• What is required:
Extract and list every line that contains the word "performance".

Saved entries:
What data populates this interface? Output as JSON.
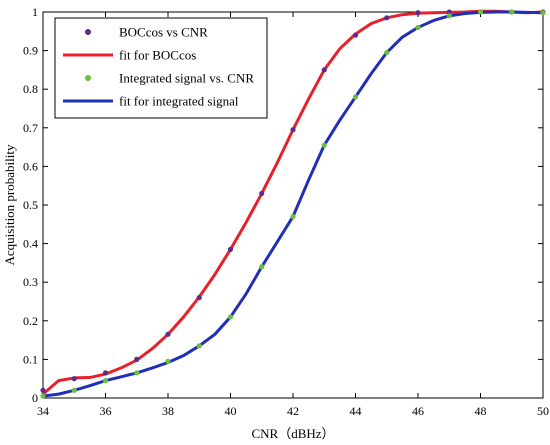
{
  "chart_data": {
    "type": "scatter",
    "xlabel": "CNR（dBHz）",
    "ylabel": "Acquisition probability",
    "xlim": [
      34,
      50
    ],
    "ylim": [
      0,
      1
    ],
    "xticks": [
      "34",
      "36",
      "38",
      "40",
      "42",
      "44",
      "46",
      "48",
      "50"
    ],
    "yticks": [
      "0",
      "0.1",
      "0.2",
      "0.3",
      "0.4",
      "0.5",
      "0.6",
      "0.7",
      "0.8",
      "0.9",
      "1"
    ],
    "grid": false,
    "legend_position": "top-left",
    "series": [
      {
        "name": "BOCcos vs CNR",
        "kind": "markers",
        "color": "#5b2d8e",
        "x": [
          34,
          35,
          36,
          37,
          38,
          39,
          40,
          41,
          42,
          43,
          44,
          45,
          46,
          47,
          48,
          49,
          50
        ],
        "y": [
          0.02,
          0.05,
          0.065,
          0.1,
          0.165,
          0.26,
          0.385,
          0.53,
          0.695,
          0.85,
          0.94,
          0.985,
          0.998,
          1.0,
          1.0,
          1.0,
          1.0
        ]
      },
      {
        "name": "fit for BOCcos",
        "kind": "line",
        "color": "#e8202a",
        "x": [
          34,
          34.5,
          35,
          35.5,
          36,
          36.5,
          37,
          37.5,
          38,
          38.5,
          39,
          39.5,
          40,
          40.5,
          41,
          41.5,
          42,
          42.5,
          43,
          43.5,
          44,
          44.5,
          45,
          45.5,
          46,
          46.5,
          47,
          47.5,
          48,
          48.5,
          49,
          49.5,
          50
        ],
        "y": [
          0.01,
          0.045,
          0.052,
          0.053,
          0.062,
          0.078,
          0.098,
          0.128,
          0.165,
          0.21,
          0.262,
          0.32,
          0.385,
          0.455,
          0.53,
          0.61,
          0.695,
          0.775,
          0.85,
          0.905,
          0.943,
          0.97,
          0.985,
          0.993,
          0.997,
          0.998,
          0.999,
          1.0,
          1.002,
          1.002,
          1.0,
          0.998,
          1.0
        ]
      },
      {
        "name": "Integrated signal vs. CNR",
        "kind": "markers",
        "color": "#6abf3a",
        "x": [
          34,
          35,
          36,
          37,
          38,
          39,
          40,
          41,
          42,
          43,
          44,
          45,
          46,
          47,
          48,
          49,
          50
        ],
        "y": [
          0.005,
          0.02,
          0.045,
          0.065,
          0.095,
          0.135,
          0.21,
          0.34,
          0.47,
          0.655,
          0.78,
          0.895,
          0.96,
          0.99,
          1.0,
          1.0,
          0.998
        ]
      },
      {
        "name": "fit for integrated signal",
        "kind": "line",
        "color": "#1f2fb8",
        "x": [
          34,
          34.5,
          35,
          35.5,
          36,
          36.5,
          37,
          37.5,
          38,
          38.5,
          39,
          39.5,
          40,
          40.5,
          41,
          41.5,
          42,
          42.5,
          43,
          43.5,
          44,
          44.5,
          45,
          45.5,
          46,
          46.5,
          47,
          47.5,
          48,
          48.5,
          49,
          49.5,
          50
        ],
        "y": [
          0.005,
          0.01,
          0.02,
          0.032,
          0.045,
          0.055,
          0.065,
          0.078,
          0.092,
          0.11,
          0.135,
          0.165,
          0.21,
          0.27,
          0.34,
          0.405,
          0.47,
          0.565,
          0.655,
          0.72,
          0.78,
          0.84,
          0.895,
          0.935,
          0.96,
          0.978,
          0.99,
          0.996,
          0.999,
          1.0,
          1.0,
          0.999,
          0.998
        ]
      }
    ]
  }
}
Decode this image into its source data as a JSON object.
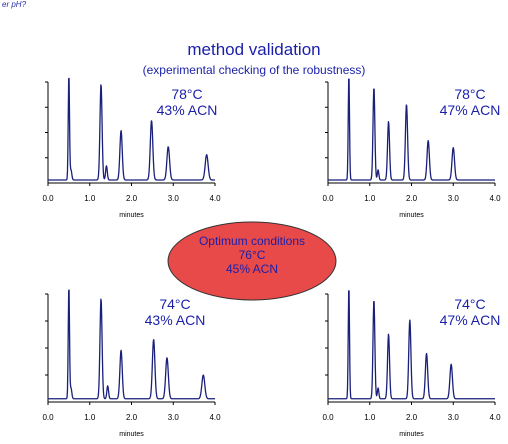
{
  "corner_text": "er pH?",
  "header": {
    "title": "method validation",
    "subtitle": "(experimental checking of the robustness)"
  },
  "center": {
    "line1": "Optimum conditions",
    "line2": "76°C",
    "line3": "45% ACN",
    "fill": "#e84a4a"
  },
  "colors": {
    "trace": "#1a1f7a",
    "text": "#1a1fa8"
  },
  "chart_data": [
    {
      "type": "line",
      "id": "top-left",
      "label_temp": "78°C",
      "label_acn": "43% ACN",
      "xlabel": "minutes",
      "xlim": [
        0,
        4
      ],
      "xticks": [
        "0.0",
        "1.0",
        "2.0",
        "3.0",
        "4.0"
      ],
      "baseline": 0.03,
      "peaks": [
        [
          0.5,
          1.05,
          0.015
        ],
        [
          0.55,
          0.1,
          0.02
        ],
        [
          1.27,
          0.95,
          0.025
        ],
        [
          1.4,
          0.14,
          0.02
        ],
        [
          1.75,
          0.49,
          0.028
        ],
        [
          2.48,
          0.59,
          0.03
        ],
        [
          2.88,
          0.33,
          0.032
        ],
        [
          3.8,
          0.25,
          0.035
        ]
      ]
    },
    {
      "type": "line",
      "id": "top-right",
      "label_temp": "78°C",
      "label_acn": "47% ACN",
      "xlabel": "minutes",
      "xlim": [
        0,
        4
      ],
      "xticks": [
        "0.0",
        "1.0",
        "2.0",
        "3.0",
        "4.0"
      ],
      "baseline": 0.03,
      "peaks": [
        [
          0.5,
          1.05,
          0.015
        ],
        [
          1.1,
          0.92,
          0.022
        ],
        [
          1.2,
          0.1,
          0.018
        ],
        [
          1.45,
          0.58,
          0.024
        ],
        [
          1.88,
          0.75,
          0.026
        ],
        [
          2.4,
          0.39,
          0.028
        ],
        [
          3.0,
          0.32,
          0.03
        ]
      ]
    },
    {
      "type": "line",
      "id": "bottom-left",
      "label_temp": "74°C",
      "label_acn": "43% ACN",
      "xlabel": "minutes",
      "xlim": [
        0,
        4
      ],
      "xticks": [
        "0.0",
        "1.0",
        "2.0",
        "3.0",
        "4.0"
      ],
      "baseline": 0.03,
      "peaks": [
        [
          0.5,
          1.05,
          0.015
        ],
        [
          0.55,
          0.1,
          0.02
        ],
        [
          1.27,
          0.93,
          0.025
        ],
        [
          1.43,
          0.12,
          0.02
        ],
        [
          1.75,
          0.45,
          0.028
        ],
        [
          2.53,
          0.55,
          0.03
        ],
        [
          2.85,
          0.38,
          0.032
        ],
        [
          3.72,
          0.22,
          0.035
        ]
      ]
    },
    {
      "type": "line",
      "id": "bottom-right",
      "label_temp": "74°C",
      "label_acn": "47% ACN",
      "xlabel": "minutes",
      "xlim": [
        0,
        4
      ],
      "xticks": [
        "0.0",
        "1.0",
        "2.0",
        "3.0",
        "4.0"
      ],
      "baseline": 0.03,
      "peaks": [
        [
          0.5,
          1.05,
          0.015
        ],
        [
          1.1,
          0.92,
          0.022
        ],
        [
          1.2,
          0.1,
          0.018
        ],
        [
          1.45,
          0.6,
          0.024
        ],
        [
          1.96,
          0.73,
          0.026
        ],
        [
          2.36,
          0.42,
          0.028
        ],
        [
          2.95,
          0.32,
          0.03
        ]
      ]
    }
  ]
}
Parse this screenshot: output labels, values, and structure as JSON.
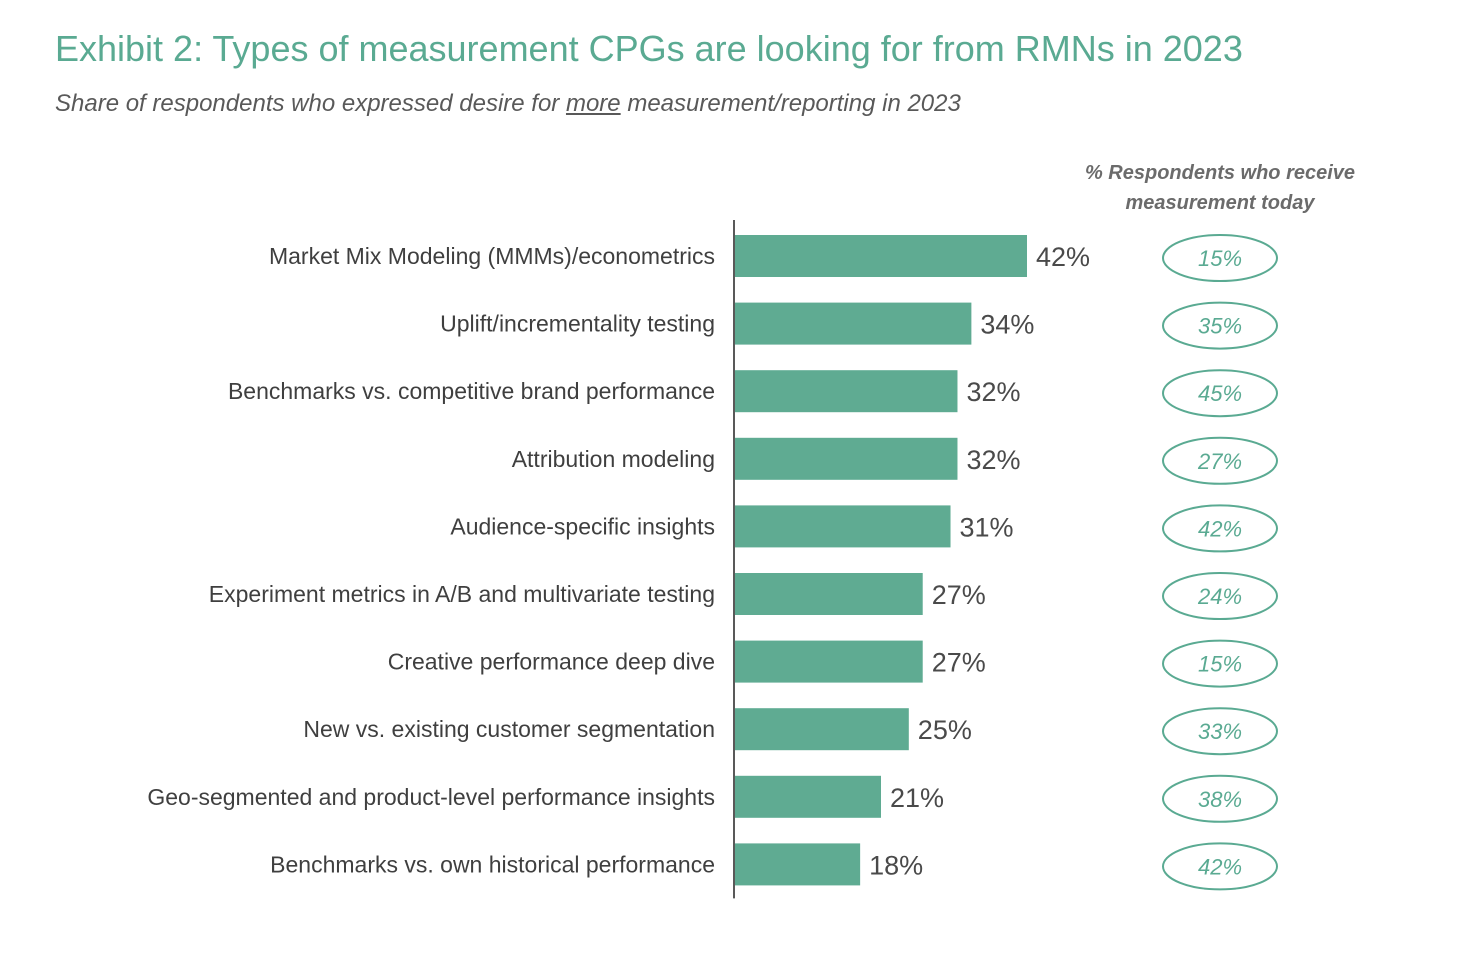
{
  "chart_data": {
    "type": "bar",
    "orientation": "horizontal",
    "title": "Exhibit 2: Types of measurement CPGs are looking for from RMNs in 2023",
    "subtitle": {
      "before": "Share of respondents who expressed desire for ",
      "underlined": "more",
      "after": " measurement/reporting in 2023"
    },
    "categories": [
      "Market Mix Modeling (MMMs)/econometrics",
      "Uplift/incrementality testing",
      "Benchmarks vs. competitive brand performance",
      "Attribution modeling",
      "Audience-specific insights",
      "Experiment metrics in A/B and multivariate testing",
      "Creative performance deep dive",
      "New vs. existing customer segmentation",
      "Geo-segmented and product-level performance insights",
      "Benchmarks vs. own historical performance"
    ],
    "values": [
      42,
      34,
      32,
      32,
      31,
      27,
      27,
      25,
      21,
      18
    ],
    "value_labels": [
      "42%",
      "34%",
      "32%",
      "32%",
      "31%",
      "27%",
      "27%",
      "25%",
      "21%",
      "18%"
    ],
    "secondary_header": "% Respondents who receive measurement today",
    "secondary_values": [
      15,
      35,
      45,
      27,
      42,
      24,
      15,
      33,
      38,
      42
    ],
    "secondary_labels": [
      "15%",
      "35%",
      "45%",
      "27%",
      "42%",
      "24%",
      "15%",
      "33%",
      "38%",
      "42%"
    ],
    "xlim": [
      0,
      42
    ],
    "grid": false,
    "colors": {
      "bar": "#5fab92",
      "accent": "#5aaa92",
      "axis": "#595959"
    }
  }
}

• Response:
      "Benchmarks vs. competitive brand performance",
      "Creative performance deep dive",
      "Geo-segmented and product-level performance insights",
      "Benchmarks vs. own historical performance"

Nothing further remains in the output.